TASK INSTRUCTIONS: Filter out everything except lines holding "this".

RAW DATA:
**********

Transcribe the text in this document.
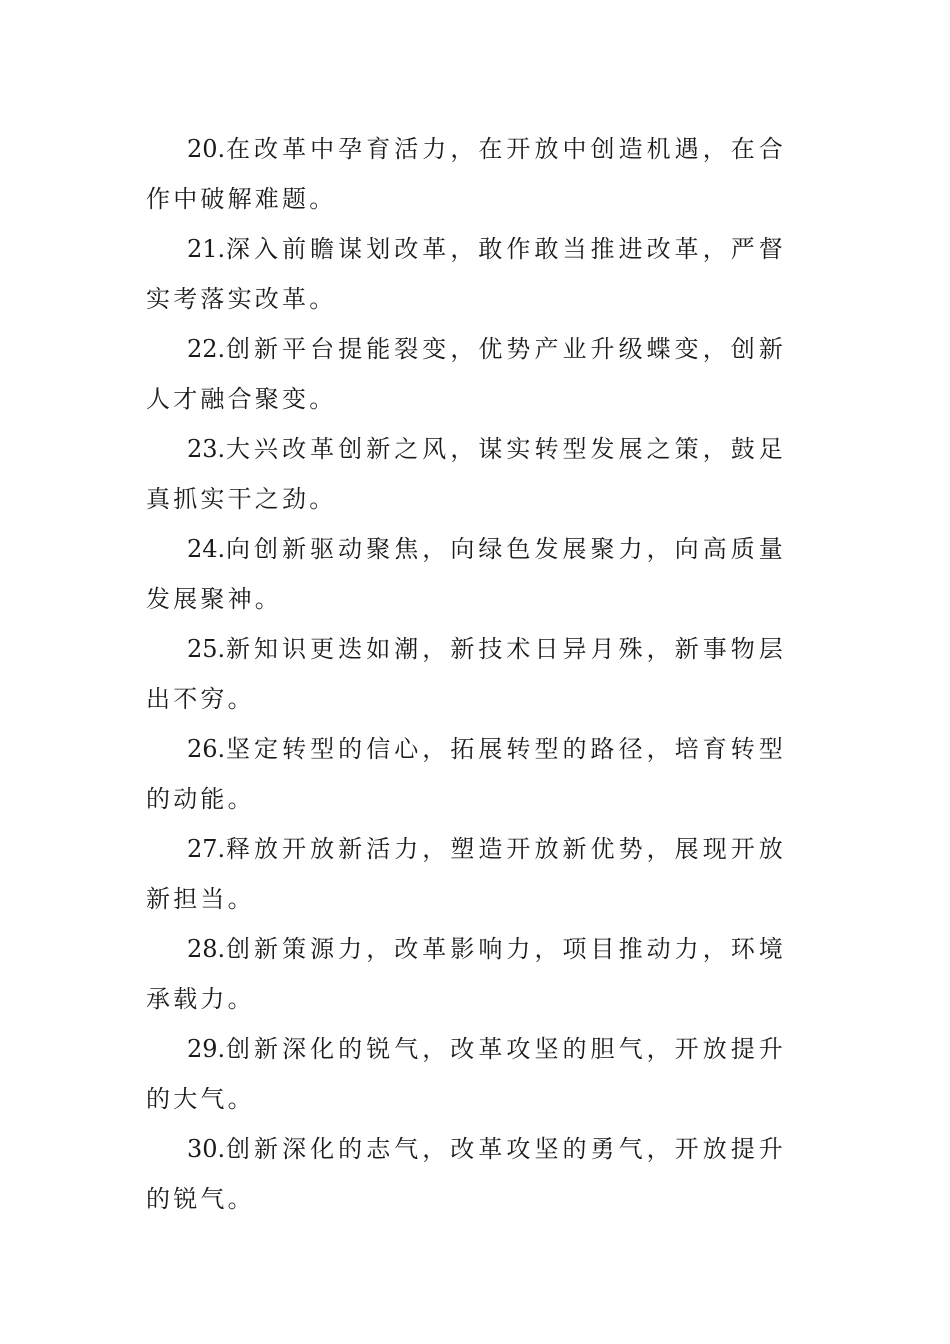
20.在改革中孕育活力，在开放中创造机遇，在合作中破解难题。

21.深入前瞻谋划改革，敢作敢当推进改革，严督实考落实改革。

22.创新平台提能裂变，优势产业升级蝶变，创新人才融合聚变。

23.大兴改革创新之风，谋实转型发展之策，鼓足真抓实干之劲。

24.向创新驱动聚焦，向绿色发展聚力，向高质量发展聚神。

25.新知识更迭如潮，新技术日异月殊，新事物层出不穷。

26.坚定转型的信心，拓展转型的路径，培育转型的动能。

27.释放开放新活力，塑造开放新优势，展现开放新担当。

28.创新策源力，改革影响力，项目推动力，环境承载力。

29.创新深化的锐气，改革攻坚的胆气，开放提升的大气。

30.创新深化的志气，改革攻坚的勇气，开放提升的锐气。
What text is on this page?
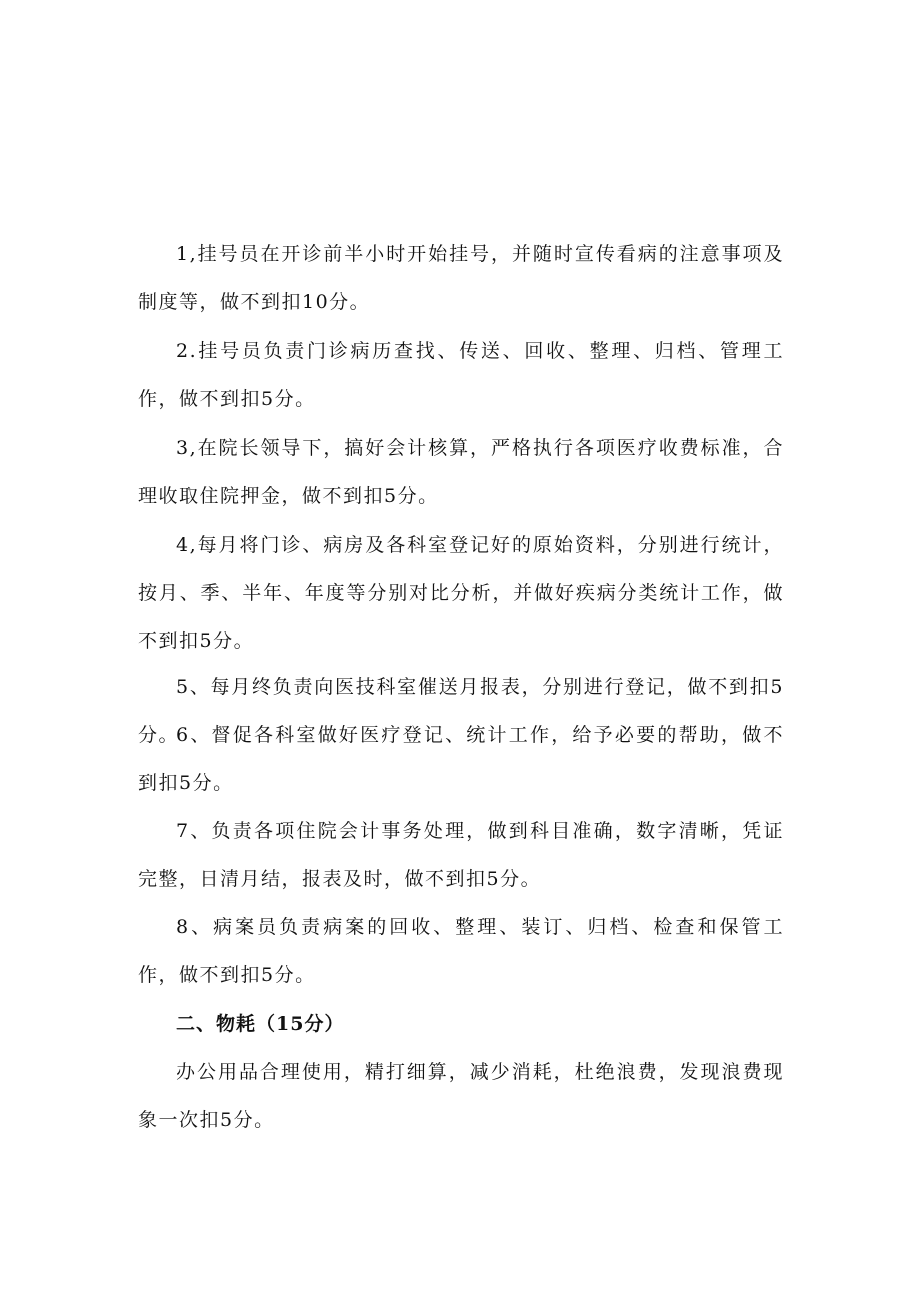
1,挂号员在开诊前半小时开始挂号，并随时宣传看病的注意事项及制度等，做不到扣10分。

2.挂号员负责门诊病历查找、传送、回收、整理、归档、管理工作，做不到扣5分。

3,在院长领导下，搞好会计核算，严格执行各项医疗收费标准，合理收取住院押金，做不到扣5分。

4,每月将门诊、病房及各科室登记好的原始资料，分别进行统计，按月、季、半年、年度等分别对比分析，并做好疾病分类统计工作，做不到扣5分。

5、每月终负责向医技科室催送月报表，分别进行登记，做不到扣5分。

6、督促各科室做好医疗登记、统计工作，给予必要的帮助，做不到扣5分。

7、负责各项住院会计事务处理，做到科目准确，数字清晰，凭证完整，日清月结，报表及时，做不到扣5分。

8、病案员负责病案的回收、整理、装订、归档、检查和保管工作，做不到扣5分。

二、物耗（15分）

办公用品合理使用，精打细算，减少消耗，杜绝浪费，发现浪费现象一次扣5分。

**********

SOLVED EXERCISE:
Transcribe the text in this document.
What text is on this page?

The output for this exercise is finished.